Data entries:
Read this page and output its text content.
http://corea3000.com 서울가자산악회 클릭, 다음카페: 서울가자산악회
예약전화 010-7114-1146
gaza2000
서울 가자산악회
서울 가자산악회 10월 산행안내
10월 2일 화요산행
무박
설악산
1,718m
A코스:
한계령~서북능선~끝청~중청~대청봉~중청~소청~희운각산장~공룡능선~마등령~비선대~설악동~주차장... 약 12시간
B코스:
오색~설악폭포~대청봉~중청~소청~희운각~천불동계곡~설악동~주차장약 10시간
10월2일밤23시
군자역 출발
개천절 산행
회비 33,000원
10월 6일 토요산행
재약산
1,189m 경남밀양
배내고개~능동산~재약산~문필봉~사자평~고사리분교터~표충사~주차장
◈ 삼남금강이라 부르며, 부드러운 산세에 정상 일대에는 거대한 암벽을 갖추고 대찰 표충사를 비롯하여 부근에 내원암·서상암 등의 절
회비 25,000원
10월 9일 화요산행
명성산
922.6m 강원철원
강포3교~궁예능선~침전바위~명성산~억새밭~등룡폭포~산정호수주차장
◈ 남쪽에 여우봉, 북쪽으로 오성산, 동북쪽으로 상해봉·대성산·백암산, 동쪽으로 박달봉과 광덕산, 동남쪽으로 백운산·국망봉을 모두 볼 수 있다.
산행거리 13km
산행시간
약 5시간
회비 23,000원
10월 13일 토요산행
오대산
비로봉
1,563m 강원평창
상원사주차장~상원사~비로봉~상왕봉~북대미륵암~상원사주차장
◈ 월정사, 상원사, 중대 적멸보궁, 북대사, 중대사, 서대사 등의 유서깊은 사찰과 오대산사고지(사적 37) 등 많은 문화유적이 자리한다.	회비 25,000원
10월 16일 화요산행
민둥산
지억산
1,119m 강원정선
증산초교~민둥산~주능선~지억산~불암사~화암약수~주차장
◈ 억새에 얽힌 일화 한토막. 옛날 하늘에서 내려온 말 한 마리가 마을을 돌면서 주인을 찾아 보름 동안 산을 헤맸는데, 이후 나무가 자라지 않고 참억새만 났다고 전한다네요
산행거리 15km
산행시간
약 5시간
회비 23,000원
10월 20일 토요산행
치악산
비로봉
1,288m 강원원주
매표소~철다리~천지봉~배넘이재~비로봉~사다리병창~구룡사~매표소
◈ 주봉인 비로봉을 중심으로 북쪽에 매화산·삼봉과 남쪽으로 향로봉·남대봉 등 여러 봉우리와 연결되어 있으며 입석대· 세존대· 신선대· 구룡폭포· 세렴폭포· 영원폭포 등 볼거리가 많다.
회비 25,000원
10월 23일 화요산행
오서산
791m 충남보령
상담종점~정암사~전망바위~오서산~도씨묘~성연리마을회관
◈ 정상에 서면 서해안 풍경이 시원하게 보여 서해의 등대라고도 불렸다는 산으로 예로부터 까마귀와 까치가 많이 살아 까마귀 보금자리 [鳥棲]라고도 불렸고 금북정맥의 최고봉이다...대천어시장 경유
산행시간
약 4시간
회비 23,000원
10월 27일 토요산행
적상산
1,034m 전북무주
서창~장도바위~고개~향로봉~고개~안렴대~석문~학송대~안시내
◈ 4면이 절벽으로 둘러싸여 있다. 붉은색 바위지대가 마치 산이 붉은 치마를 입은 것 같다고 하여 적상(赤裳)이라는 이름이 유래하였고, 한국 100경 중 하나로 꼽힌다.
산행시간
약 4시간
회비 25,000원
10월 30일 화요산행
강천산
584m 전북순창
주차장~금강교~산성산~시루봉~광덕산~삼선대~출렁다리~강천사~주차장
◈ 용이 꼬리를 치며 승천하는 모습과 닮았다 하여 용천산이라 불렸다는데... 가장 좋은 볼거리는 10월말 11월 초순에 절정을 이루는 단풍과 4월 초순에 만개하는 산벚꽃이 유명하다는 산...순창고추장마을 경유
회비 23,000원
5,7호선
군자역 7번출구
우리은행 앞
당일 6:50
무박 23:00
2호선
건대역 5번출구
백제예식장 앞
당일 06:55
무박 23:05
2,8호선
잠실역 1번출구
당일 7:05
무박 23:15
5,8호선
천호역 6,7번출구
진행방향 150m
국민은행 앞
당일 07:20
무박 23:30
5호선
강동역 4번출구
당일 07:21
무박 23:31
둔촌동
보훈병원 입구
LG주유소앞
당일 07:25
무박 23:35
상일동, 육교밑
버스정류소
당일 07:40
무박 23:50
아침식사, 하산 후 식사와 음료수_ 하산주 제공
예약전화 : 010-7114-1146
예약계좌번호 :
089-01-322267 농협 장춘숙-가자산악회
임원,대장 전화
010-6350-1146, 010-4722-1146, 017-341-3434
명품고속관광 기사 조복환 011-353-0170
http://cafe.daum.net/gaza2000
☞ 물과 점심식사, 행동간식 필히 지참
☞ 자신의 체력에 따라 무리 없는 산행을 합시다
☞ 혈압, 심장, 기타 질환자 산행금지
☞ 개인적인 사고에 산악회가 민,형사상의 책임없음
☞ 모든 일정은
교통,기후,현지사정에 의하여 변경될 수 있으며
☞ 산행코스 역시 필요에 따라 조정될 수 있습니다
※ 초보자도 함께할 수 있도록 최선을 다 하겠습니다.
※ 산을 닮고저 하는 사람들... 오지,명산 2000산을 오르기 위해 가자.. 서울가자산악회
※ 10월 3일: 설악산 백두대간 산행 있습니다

What is asked :: Transcribe all of the lines in the records precisely.

Solution for this problem ::
Read this page and output its text content.
http://corea3000.com 서울가자산악회 클릭, 다음카페: 서울가자산악회
예약전화 010-7114-1146
gaza2000
서울 가자산악회
서울 가자산악회 10월 산행안내
10월 2일 화요산행
무박
설악산
1,718m
A코스:
한계령~서북능선~끝청~중청~대청봉~중청~소청~희운각산장~공룡능선~마등령~비선대~설악동~주차장... 약 12시간
B코스:
오색~설악폭포~대청봉~중청~소청~희운각~천불동계곡~설악동~주차장약 10시간
10월2일밤23시
군자역 출발
개천절 산행
회비 33,000원
10월 6일 토요산행
재약산
1,189m 경남밀양
배내고개~능동산~재약산~문필봉~사자평~고사리분교터~표충사~주차장
◈ 삼남금강이라 부르며, 부드러운 산세에 정상 일대에는 거대한 암벽을 갖추고 대찰 표충사를 비롯하여 부근에 내원암·서상암 등의 절
회비 25,000원
10월 9일 화요산행
명성산
922.6m 강원철원
강포3교~궁예능선~침전바위~명성산~억새밭~등룡폭포~산정호수주차장
◈ 남쪽에 여우봉, 북쪽으로 오성산, 동북쪽으로 상해봉·대성산·백암산, 동쪽으로 박달봉과 광덕산, 동남쪽으로 백운산·국망봉을 모두 볼 수 있다.
산행거리 13km
산행시간
약 5시간
회비 23,000원
10월 13일 토요산행
오대산
비로봉
1,563m 강원평창
상원사주차장~상원사~비로봉~상왕봉~북대미륵암~상원사주차장
◈ 월정사, 상원사, 중대 적멸보궁, 북대사, 중대사, 서대사 등의 유서깊은 사찰과 오대산사고지(사적 37) 등 많은 문화유적이 자리한다.	회비 25,000원
10월 16일 화요산행
민둥산
지억산
1,119m 강원정선
증산초교~민둥산~주능선~지억산~불암사~화암약수~주차장
◈ 억새에 얽힌 일화 한토막. 옛날 하늘에서 내려온 말 한 마리가 마을을 돌면서 주인을 찾아 보름 동안 산을 헤맸는데, 이후 나무가 자라지 않고 참억새만 났다고 전한다네요
산행거리 15km
산행시간
약 5시간
회비 23,000원
10월 20일 토요산행
치악산
비로봉
1,288m 강원원주
매표소~철다리~천지봉~배넘이재~비로봉~사다리병창~구룡사~매표소
◈ 주봉인 비로봉을 중심으로 북쪽에 매화산·삼봉과 남쪽으로 향로봉·남대봉 등 여러 봉우리와 연결되어 있으며 입석대· 세존대· 신선대· 구룡폭포· 세렴폭포· 영원폭포 등 볼거리가 많다.
회비 25,000원
10월 23일 화요산행
오서산
791m 충남보령
상담종점~정암사~전망바위~오서산~도씨묘~성연리마을회관
◈ 정상에 서면 서해안 풍경이 시원하게 보여 서해의 등대라고도 불렸다는 산으로 예로부터 까마귀와 까치가 많이 살아 까마귀 보금자리 [鳥棲]라고도 불렸고 금북정맥의 최고봉이다...대천어시장 경유
산행시간
약 4시간
회비 23,000원
10월 27일 토요산행
적상산
1,034m 전북무주
서창~장도바위~고개~향로봉~고개~안렴대~석문~학송대~안시내
◈ 4면이 절벽으로 둘러싸여 있다. 붉은색 바위지대가 마치 산이 붉은 치마를 입은 것 같다고 하여 적상(赤裳)이라는 이름이 유래하였고, 한국 100경 중 하나로 꼽힌다.
산행시간
약 4시간
회비 25,000원
10월 30일 화요산행
강천산
584m 전북순창
주차장~금강교~산성산~시루봉~광덕산~삼선대~출렁다리~강천사~주차장
◈ 용이 꼬리를 치며 승천하는 모습과 닮았다 하여 용천산이라 불렸다는데... 가장 좋은 볼거리는 10월말 11월 초순에 절정을 이루는 단풍과 4월 초순에 만개하는 산벚꽃이 유명하다는 산...순창고추장마을 경유
회비 23,000원
5,7호선
군자역 7번출구
우리은행 앞
당일 6:50
무박 23:00
2호선
건대역 5번출구
백제예식장 앞
당일 06:55
무박 23:05
2,8호선
잠실역 1번출구
당일 7:05
무박 23:15
5,8호선
천호역 6,7번출구
진행방향 150m
국민은행 앞
당일 07:20
무박 23:30
5호선
강동역 4번출구
당일 07:21
무박 23:31
둔촌동
보훈병원 입구
LG주유소앞
당일 07:25
무박 23:35
상일동, 육교밑
버스정류소
당일 07:40
무박 23:50
아침식사, 하산 후 식사와 음료수_ 하산주 제공
예약전화 : 010-7114-1146
예약계좌번호 :
089-01-322267 농협 장춘숙-가자산악회
임원,대장 전화
010-6350-1146, 010-4722-1146, 017-341-3434
명품고속관광 기사 조복환 011-353-0170
http://cafe.daum.net/gaza2000
☞ 물과 점심식사, 행동간식 필히 지참
☞ 자신의 체력에 따라 무리 없는 산행을 합시다
☞ 혈압, 심장, 기타 질환자 산행금지
☞ 개인적인 사고에 산악회가 민,형사상의 책임없음
☞ 모든 일정은
교통,기후,현지사정에 의하여 변경될 수 있으며
☞ 산행코스 역시 필요에 따라 조정될 수 있습니다
※ 초보자도 함께할 수 있도록 최선을 다 하겠습니다.
※ 산을 닮고저 하는 사람들... 오지,명산 2000산을 오르기 위해 가자.. 서울가자산악회
※ 10월 3일: 설악산 백두대간 산행 있습니다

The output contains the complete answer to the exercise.